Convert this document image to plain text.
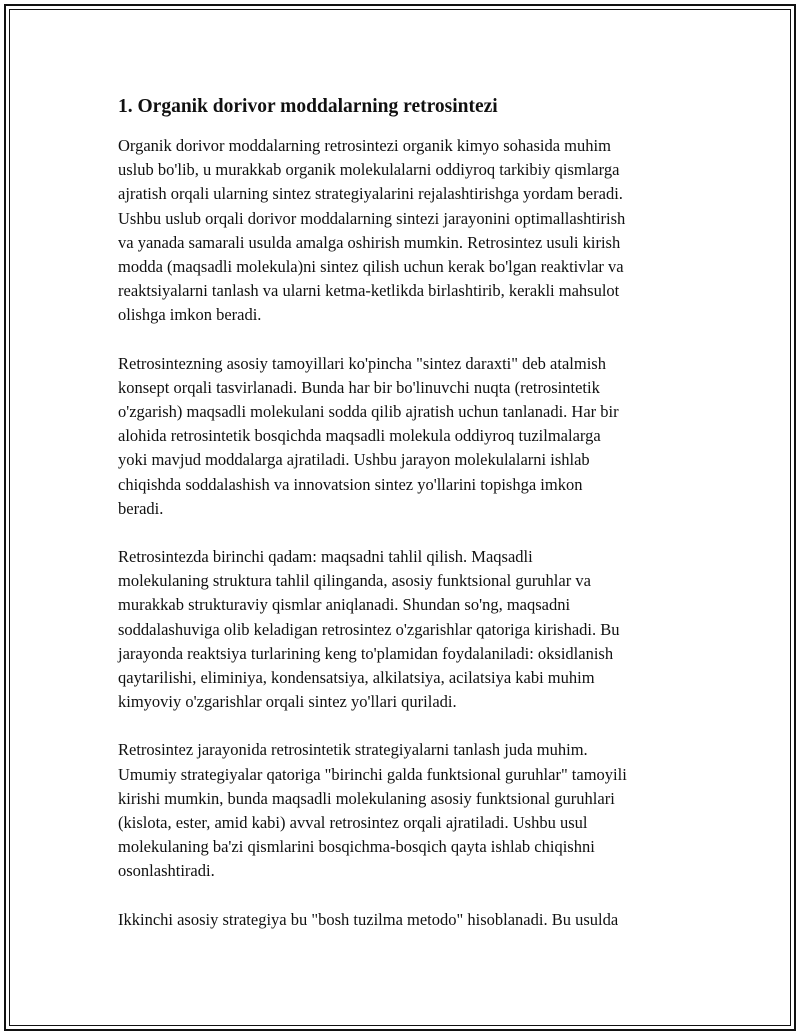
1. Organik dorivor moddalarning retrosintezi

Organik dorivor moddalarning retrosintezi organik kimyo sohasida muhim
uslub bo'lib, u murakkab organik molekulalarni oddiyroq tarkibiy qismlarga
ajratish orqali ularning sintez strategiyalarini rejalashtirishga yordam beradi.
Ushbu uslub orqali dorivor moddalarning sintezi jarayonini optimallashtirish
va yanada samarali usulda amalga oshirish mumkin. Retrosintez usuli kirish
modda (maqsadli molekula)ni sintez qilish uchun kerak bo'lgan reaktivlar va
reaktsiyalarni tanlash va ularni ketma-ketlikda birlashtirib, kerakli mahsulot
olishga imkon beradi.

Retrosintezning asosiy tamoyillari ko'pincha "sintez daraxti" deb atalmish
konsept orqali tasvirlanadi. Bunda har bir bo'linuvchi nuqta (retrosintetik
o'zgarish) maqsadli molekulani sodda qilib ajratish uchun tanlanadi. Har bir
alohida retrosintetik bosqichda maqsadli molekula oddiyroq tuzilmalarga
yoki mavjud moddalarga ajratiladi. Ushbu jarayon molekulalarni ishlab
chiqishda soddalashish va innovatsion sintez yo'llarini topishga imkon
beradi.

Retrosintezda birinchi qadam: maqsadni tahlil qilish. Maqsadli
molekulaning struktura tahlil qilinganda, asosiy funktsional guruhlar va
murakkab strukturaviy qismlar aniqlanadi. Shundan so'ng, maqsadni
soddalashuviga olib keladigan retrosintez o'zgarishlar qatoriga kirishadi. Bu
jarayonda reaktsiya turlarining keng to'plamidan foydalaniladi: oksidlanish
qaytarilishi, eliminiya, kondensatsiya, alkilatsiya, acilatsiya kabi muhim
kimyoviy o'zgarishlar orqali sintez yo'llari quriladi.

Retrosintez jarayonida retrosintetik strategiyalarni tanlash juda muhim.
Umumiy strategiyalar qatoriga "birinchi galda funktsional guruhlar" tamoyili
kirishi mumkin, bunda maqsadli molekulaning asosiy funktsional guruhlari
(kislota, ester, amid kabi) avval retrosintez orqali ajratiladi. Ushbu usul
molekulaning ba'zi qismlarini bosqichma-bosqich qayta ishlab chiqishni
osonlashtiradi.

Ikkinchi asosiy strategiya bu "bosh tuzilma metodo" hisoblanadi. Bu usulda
* * *
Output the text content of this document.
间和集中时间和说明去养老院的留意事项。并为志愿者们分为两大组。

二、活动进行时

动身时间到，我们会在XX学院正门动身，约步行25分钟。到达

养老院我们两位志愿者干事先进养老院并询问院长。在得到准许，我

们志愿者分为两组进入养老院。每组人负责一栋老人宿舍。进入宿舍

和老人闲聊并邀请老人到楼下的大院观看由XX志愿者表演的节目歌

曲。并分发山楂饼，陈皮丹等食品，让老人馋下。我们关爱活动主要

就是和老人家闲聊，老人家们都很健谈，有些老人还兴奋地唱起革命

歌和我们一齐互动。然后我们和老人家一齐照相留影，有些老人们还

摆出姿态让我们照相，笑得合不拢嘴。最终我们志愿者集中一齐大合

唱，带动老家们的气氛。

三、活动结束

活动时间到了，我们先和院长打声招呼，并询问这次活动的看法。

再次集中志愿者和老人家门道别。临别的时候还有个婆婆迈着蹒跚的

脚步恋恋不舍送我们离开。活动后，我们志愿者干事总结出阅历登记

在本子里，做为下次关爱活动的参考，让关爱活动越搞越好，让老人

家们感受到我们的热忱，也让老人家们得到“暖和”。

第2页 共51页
---
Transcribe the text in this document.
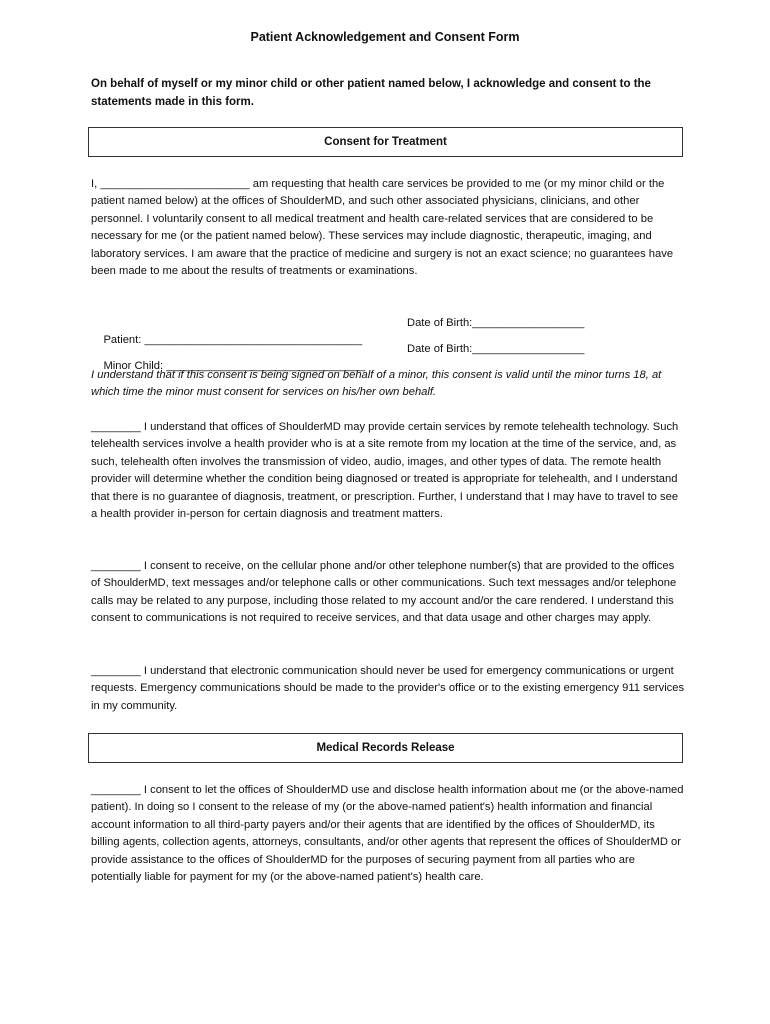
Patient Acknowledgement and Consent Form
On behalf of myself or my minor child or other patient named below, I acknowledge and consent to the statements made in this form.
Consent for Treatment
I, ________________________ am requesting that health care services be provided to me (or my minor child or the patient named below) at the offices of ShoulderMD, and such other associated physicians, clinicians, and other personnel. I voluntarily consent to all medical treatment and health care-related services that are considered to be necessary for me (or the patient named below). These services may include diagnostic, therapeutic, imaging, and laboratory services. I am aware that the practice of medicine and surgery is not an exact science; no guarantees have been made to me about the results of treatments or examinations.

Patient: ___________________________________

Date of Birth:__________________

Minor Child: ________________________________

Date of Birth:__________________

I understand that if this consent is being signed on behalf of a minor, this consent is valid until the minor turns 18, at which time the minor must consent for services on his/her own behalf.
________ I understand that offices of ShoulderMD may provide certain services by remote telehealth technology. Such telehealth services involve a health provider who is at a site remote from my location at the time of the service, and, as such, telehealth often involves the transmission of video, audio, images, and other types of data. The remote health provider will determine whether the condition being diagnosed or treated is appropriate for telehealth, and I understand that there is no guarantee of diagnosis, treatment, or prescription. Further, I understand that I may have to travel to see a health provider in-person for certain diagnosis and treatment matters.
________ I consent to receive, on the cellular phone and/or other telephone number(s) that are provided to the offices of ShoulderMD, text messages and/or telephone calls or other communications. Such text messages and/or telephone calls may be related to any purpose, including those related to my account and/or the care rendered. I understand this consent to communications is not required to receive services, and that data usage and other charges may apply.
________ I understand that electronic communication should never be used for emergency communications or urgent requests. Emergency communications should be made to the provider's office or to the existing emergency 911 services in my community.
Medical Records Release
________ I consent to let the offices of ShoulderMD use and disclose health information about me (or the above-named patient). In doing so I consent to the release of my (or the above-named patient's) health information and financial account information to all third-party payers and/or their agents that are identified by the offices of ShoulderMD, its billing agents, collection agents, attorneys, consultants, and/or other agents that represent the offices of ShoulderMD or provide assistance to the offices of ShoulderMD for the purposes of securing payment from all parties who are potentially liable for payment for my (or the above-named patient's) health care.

● **The problem**:
Filter the data, keeping only the lines that contain "this".

● **Expected answer**:
Convert this document image to plain text.
Output the text content of this document.
Transcribe the text in this document.
On behalf of myself or my minor child or other patient named below, I acknowledge and consent to the statements made in this form.
I understand that if this consent is being signed on behalf of a minor, this consent is valid until the minor turns 18, at which time the minor must consent for services on his/her own behalf.
________ I consent to receive, on the cellular phone and/or other telephone number(s) that are provided to the offices of ShoulderMD, text messages and/or telephone calls or other communications. Such text messages and/or telephone calls may be related to any purpose, including those related to my account and/or the care rendered. I understand this consent to communications is not required to receive services, and that data usage and other charges may apply.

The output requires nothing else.